__Job__. Copy every entry word for word. Skip the pictures.

__Exercise material__.
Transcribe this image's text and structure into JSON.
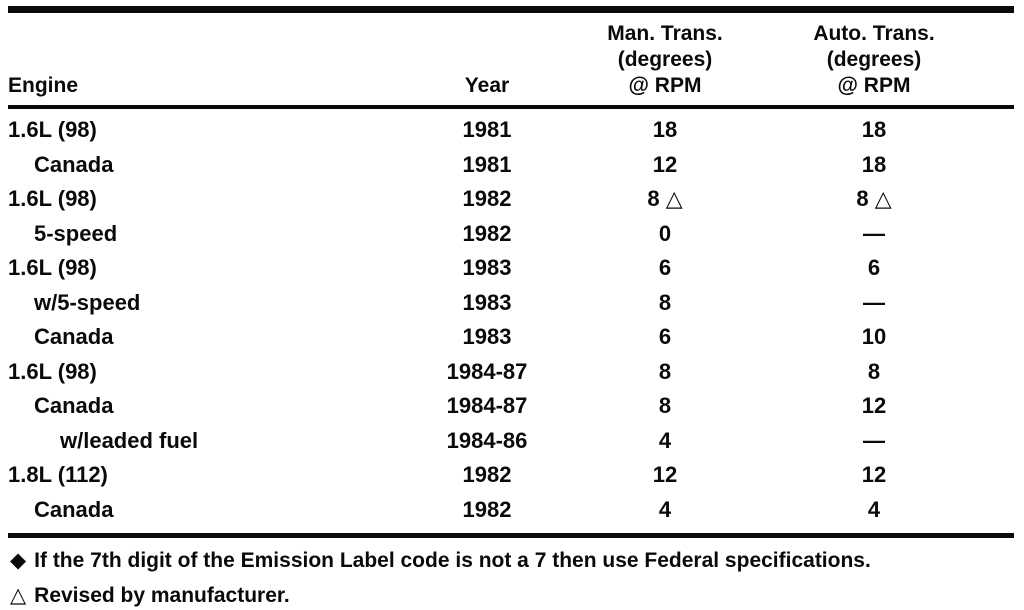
{
  "table": {
    "headers": {
      "engine": "Engine",
      "year": "Year",
      "man_trans": [
        "Man. Trans.",
        "(degrees)",
        "@ RPM"
      ],
      "auto_trans": [
        "Auto. Trans.",
        "(degrees)",
        "@ RPM"
      ]
    },
    "rows": [
      {
        "engine": "1.6L (98)",
        "year": "1981",
        "man": "18",
        "auto": "18",
        "indent": "0"
      },
      {
        "engine": "Canada",
        "year": "1981",
        "man": "12",
        "auto": "18",
        "indent": "1"
      },
      {
        "engine": "1.6L (98)",
        "year": "1982",
        "man": "8 △",
        "auto": "8 △",
        "indent": "0"
      },
      {
        "engine": "5-speed",
        "year": "1982",
        "man": "0",
        "auto": "—",
        "indent": "1"
      },
      {
        "engine": "1.6L (98)",
        "year": "1983",
        "man": "6",
        "auto": "6",
        "indent": "0"
      },
      {
        "engine": "w/5-speed",
        "year": "1983",
        "man": "8",
        "auto": "—",
        "indent": "1"
      },
      {
        "engine": "Canada",
        "year": "1983",
        "man": "6",
        "auto": "10",
        "indent": "1"
      },
      {
        "engine": "1.6L (98)",
        "year": "1984-87",
        "man": "8",
        "auto": "8",
        "indent": "0"
      },
      {
        "engine": "Canada",
        "year": "1984-87",
        "man": "8",
        "auto": "12",
        "indent": "1"
      },
      {
        "engine": "w/leaded fuel",
        "year": "1984-86",
        "man": "4",
        "auto": "—",
        "indent": "2"
      },
      {
        "engine": "1.8L (112)",
        "year": "1982",
        "man": "12",
        "auto": "12",
        "indent": "0"
      },
      {
        "engine": "Canada",
        "year": "1982",
        "man": "4",
        "auto": "4",
        "indent": "1"
      }
    ],
    "footnotes": [
      {
        "symbol": "◆",
        "text": "If the 7th digit of the Emission Label code is not a 7 then use Federal specifications."
      },
      {
        "symbol": "△",
        "text": "Revised by manufacturer."
      }
    ]
  }
}
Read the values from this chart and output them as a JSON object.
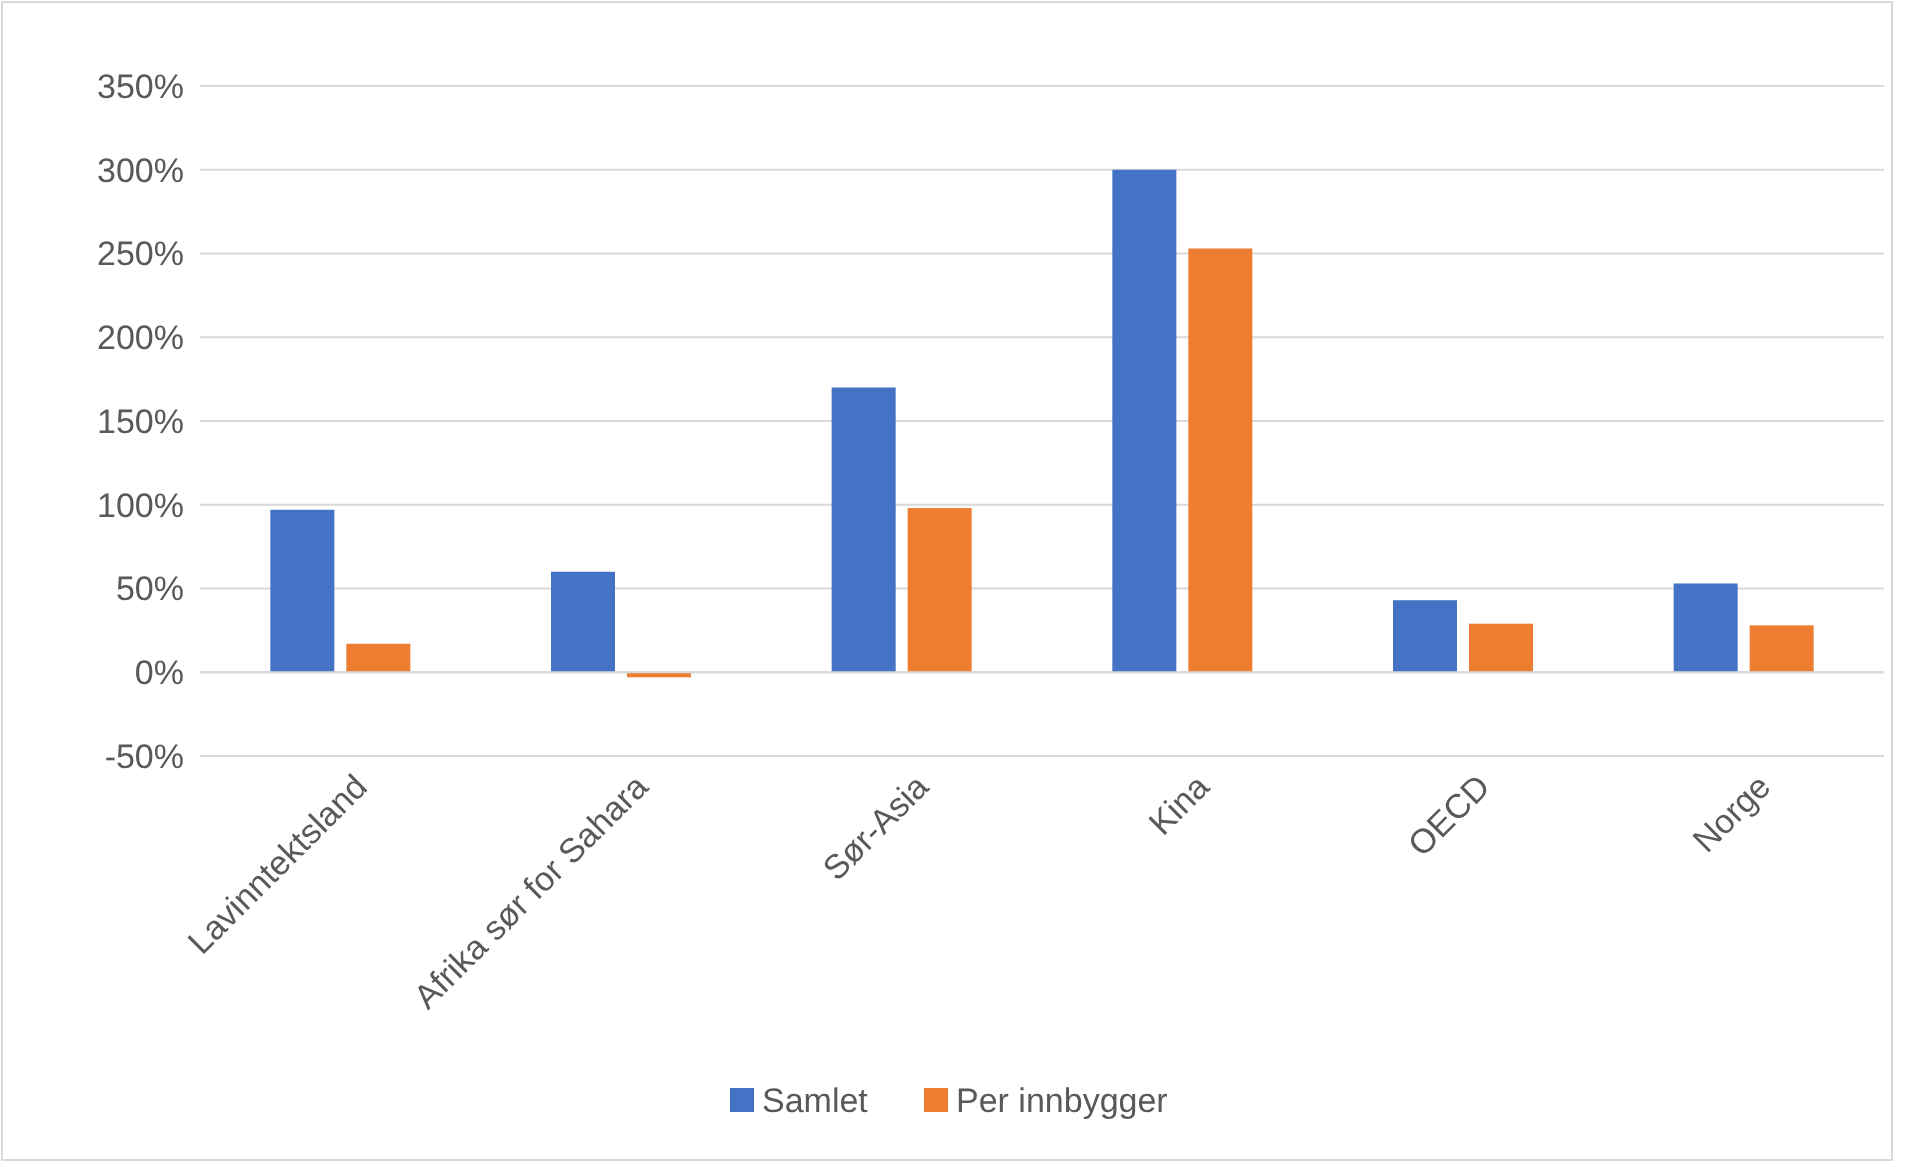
{
  "chart_data": {
    "type": "bar",
    "categories": [
      "Lavinntektsland",
      "Afrika sør for Sahara",
      "Sør-Asia",
      "Kina",
      "OECD",
      "Norge"
    ],
    "series": [
      {
        "name": "Samlet",
        "color": "#4472c4",
        "values": [
          97,
          60,
          170,
          300,
          43,
          53
        ]
      },
      {
        "name": "Per innbygger",
        "color": "#ed7d31",
        "values": [
          17,
          -3,
          98,
          253,
          29,
          28
        ]
      }
    ],
    "ylim": [
      -50,
      350
    ],
    "yticks": [
      {
        "value": -50,
        "label": "-50%"
      },
      {
        "value": 0,
        "label": "0%"
      },
      {
        "value": 50,
        "label": "50%"
      },
      {
        "value": 100,
        "label": "100%"
      },
      {
        "value": 150,
        "label": "150%"
      },
      {
        "value": 200,
        "label": "200%"
      },
      {
        "value": 250,
        "label": "250%"
      },
      {
        "value": 300,
        "label": "300%"
      },
      {
        "value": 350,
        "label": "350%"
      }
    ],
    "grid": "y",
    "legend": "bottom"
  }
}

__Completed exercise__.
Transcribe this image's text and structure into JSON.
{
  "table": {
    "headers": {
      "engine": "Engine",
      "year": "Year",
      "man_trans": [
        "Man. Trans.",
        "(degrees)",
        "@ RPM"
      ],
      "auto_trans": [
        "Auto. Trans.",
        "(degrees)",
        "@ RPM"
      ]
    },
    "rows": [
      {
        "engine": "1.6L (98)",
        "year": "1981",
        "man": "18",
        "auto": "18",
        "indent": "0"
      },
      {
        "engine": "Canada",
        "year": "1981",
        "man": "12",
        "auto": "18",
        "indent": "1"
      },
      {
        "engine": "1.6L (98)",
        "year": "1982",
        "man": "8 △",
        "auto": "8 △",
        "indent": "0"
      },
      {
        "engine": "5-speed",
        "year": "1982",
        "man": "0",
        "auto": "—",
        "indent": "1"
      },
      {
        "engine": "1.6L (98)",
        "year": "1983",
        "man": "6",
        "auto": "6",
        "indent": "0"
      },
      {
        "engine": "w/5-speed",
        "year": "1983",
        "man": "8",
        "auto": "—",
        "indent": "1"
      },
      {
        "engine": "Canada",
        "year": "1983",
        "man": "6",
        "auto": "10",
        "indent": "1"
      },
      {
        "engine": "1.6L (98)",
        "year": "1984-87",
        "man": "8",
        "auto": "8",
        "indent": "0"
      },
      {
        "engine": "Canada",
        "year": "1984-87",
        "man": "8",
        "auto": "12",
        "indent": "1"
      },
      {
        "engine": "w/leaded fuel",
        "year": "1984-86",
        "man": "4",
        "auto": "—",
        "indent": "2"
      },
      {
        "engine": "1.8L (112)",
        "year": "1982",
        "man": "12",
        "auto": "12",
        "indent": "0"
      },
      {
        "engine": "Canada",
        "year": "1982",
        "man": "4",
        "auto": "4",
        "indent": "1"
      }
    ],
    "footnotes": [
      {
        "symbol": "◆",
        "text": "If the 7th digit of the Emission Label code is not a 7 then use Federal specifications."
      },
      {
        "symbol": "△",
        "text": "Revised by manufacturer."
      }
    ]
  }
}
Read the values from this chart and output them as a JSON object.
{
  "chart_data": {
    "type": "bar",
    "categories": [
      "Lavinntektsland",
      "Afrika sør for Sahara",
      "Sør-Asia",
      "Kina",
      "OECD",
      "Norge"
    ],
    "series": [
      {
        "name": "Samlet",
        "color": "#4472c4",
        "values": [
          97,
          60,
          170,
          300,
          43,
          53
        ]
      },
      {
        "name": "Per innbygger",
        "color": "#ed7d31",
        "values": [
          17,
          -3,
          98,
          253,
          29,
          28
        ]
      }
    ],
    "ylim": [
      -50,
      350
    ],
    "yticks": [
      {
        "value": -50,
        "label": "-50%"
      },
      {
        "value": 0,
        "label": "0%"
      },
      {
        "value": 50,
        "label": "50%"
      },
      {
        "value": 100,
        "label": "100%"
      },
      {
        "value": 150,
        "label": "150%"
      },
      {
        "value": 200,
        "label": "200%"
      },
      {
        "value": 250,
        "label": "250%"
      },
      {
        "value": 300,
        "label": "300%"
      },
      {
        "value": 350,
        "label": "350%"
      }
    ],
    "grid": "y",
    "legend": "bottom"
  }
}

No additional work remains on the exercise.